## START INFORMATION SUPPLIED

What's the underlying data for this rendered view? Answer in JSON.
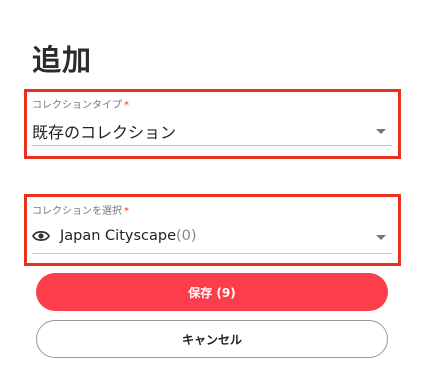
{
  "page": {
    "title": "追加"
  },
  "collection_type_field": {
    "label": "コレクションタイプ",
    "required_mark": "*",
    "value": "既存のコレクション"
  },
  "collection_select_field": {
    "label": "コレクションを選択",
    "required_mark": "*",
    "icon": "eye-icon",
    "value": "Japan Cityscape",
    "count": "(0)"
  },
  "actions": {
    "save_label": "保存 (9)",
    "cancel_label": "キャンセル"
  },
  "colors": {
    "highlight": "#e8321d",
    "primary_button": "#fc3d4c",
    "required_mark": "#e8321d"
  }
}
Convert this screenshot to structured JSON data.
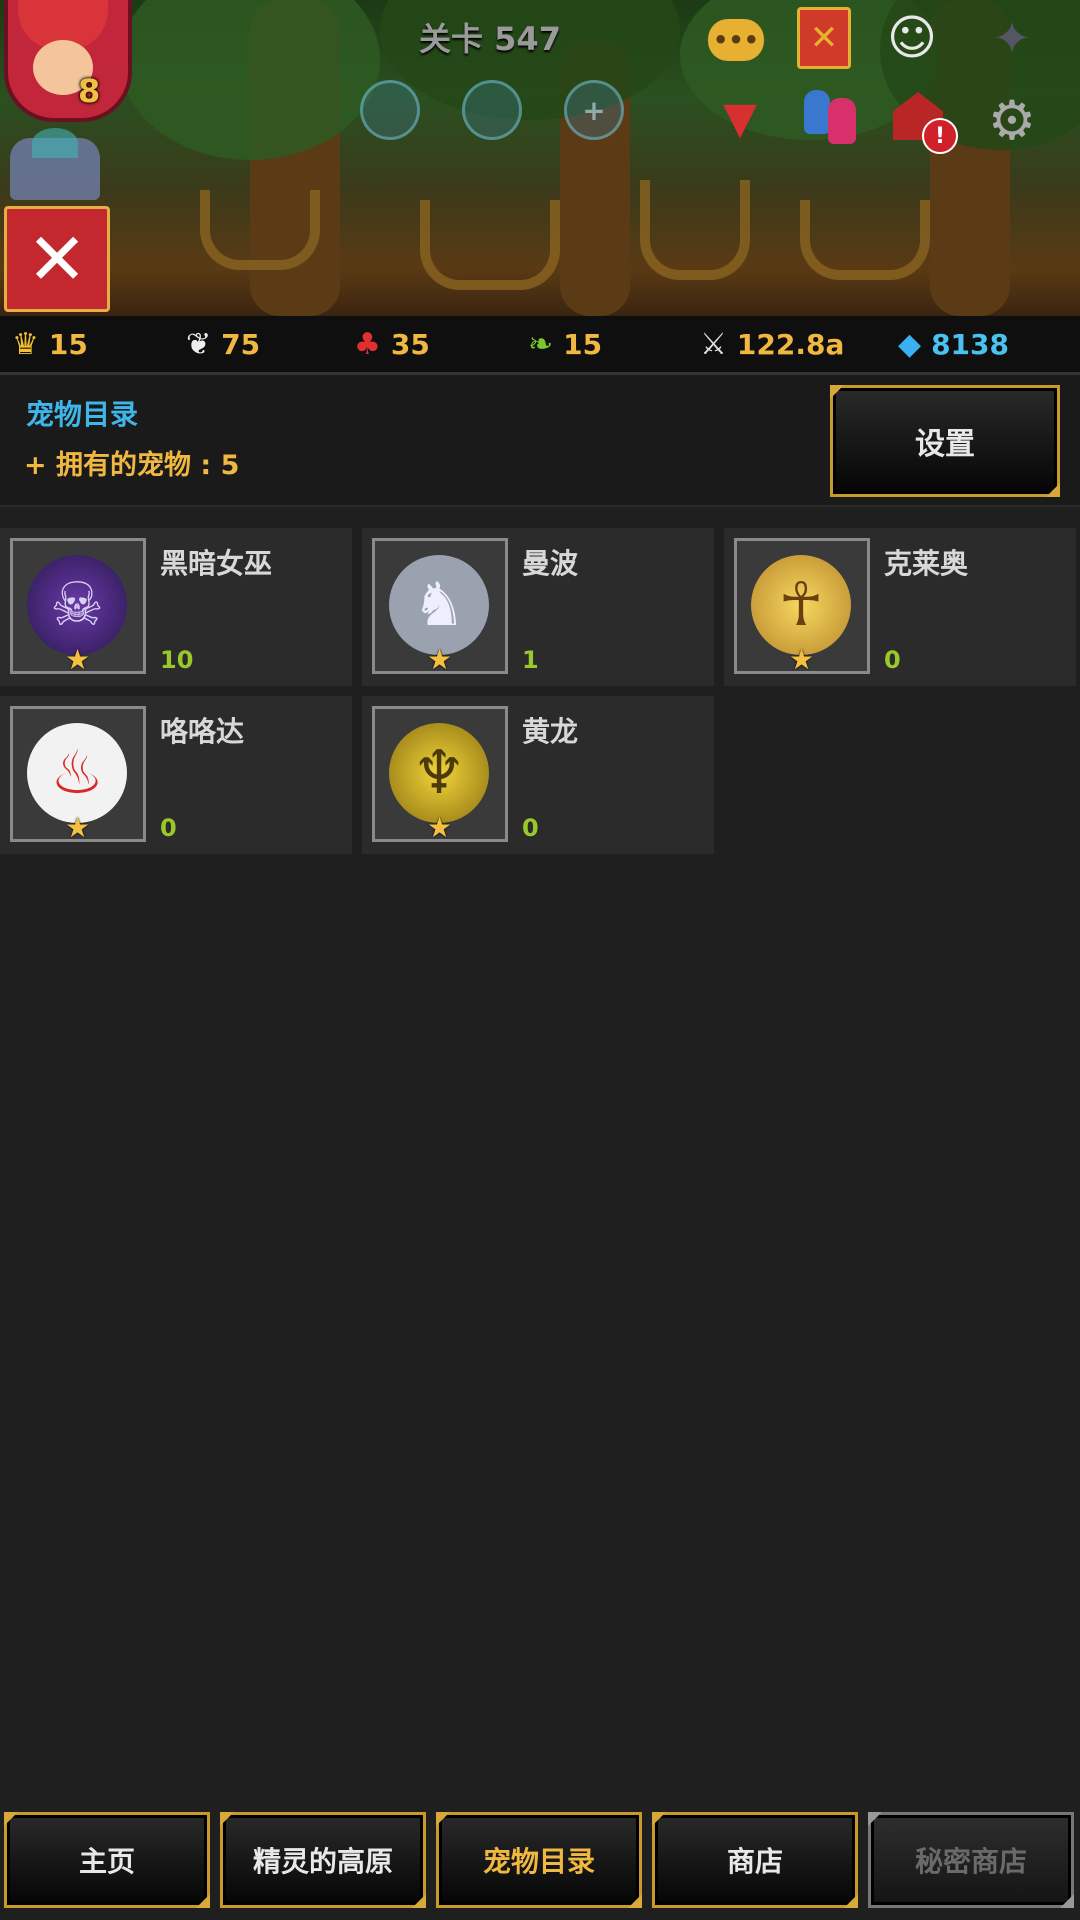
{
  "level": {
    "title": "关卡 547"
  },
  "player": {
    "avatar_level": "8"
  },
  "buttons": {
    "close_glyph": "✕",
    "settings_label": "设置"
  },
  "slots": [
    "",
    "",
    "+"
  ],
  "resources": [
    {
      "icon": "crown-icon",
      "value": "15"
    },
    {
      "icon": "feather-icon",
      "value": "75"
    },
    {
      "icon": "red-fruit-icon",
      "value": "35"
    },
    {
      "icon": "sprout-icon",
      "value": "15"
    },
    {
      "icon": "sword-icon",
      "value": "122.8a"
    },
    {
      "icon": "diamond-icon",
      "value": "8138"
    }
  ],
  "panel": {
    "title": "宠物目录",
    "owned_label": "+ 拥有的宠物 : 5"
  },
  "pets": [
    {
      "name": "黑暗女巫",
      "count": "10",
      "art": "witch-art"
    },
    {
      "name": "曼波",
      "count": "1",
      "art": "elephant-art"
    },
    {
      "name": "克莱奥",
      "count": "0",
      "art": "pharaoh-art"
    },
    {
      "name": "咯咯达",
      "count": "0",
      "art": "rooster-art"
    },
    {
      "name": "黄龙",
      "count": "0",
      "art": "dragon-art"
    }
  ],
  "nav": [
    {
      "label": "主页",
      "state": "normal"
    },
    {
      "label": "精灵的高原",
      "state": "normal"
    },
    {
      "label": "宠物目录",
      "state": "active"
    },
    {
      "label": "商店",
      "state": "normal"
    },
    {
      "label": "秘密商店",
      "state": "disabled"
    }
  ],
  "colors": {
    "accent_gold": "#f0b840",
    "title_blue": "#3fb6ea",
    "count_green": "#9ac82a",
    "close_red": "#c2282e"
  }
}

## END INFORMATION SUPPLIED

Return all of the entries exactly as written, but drop any pictures they hold.

What's the underlying data for this rendered view? Answer in JSON.
{
  "page": {
    "title": "追加"
  },
  "collection_type_field": {
    "label": "コレクションタイプ",
    "required_mark": "*",
    "value": "既存のコレクション"
  },
  "collection_select_field": {
    "label": "コレクションを選択",
    "required_mark": "*",
    "icon": "eye-icon",
    "value": "Japan Cityscape",
    "count": "(0)"
  },
  "actions": {
    "save_label": "保存 (9)",
    "cancel_label": "キャンセル"
  },
  "colors": {
    "highlight": "#e8321d",
    "primary_button": "#fc3d4c",
    "required_mark": "#e8321d"
  }
}
Convert this screenshot to structured JSON data.
{
  "level": {
    "title": "关卡 547"
  },
  "player": {
    "avatar_level": "8"
  },
  "buttons": {
    "close_glyph": "✕",
    "settings_label": "设置"
  },
  "slots": [
    "",
    "",
    "+"
  ],
  "resources": [
    {
      "icon": "crown-icon",
      "value": "15"
    },
    {
      "icon": "feather-icon",
      "value": "75"
    },
    {
      "icon": "red-fruit-icon",
      "value": "35"
    },
    {
      "icon": "sprout-icon",
      "value": "15"
    },
    {
      "icon": "sword-icon",
      "value": "122.8a"
    },
    {
      "icon": "diamond-icon",
      "value": "8138"
    }
  ],
  "panel": {
    "title": "宠物目录",
    "owned_label": "+ 拥有的宠物 : 5"
  },
  "pets": [
    {
      "name": "黑暗女巫",
      "count": "10",
      "art": "witch-art"
    },
    {
      "name": "曼波",
      "count": "1",
      "art": "elephant-art"
    },
    {
      "name": "克莱奥",
      "count": "0",
      "art": "pharaoh-art"
    },
    {
      "name": "咯咯达",
      "count": "0",
      "art": "rooster-art"
    },
    {
      "name": "黄龙",
      "count": "0",
      "art": "dragon-art"
    }
  ],
  "nav": [
    {
      "label": "主页",
      "state": "normal"
    },
    {
      "label": "精灵的高原",
      "state": "normal"
    },
    {
      "label": "宠物目录",
      "state": "active"
    },
    {
      "label": "商店",
      "state": "normal"
    },
    {
      "label": "秘密商店",
      "state": "disabled"
    }
  ],
  "colors": {
    "accent_gold": "#f0b840",
    "title_blue": "#3fb6ea",
    "count_green": "#9ac82a",
    "close_red": "#c2282e"
  }
}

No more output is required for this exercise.